[Recorded data]
══════════════════════════════

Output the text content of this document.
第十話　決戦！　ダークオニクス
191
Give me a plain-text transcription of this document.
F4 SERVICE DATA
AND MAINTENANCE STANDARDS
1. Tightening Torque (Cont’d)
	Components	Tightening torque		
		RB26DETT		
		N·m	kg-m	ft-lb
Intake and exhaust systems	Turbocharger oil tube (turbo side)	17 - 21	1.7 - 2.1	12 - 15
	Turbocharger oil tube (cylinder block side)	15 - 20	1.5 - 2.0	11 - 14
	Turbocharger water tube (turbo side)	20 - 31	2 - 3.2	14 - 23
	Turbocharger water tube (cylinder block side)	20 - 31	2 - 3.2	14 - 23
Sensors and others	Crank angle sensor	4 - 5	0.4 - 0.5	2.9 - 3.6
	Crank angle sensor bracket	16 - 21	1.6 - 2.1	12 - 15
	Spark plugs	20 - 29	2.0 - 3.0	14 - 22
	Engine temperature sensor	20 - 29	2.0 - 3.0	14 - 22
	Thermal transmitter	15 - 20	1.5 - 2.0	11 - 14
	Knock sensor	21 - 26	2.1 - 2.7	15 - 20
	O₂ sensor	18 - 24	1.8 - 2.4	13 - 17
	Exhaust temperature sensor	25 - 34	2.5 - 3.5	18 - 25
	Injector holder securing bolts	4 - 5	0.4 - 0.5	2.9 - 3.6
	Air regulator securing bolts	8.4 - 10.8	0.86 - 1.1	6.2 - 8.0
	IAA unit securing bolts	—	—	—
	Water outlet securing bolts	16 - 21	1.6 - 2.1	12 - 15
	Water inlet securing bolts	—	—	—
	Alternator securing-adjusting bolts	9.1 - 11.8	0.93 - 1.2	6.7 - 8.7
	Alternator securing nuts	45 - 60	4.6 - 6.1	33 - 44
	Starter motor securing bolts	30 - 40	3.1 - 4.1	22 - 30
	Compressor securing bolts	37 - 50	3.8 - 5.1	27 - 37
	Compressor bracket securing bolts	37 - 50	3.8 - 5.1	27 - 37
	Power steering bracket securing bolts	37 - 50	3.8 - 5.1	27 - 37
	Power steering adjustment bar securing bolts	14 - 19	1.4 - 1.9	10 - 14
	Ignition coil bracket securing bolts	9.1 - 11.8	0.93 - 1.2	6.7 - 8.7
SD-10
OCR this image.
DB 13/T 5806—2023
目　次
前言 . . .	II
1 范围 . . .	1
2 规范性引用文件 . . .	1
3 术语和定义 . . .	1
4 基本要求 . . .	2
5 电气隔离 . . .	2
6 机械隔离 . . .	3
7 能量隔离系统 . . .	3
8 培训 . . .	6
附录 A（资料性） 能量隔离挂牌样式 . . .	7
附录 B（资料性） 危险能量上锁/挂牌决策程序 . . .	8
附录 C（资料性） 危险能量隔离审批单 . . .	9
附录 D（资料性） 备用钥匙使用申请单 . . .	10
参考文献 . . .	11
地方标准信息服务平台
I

══════════════════════════════

Using the entries above, state how many lines include the word "Crank", with no other words.

▸ RESULT FOR THIS TASK: 2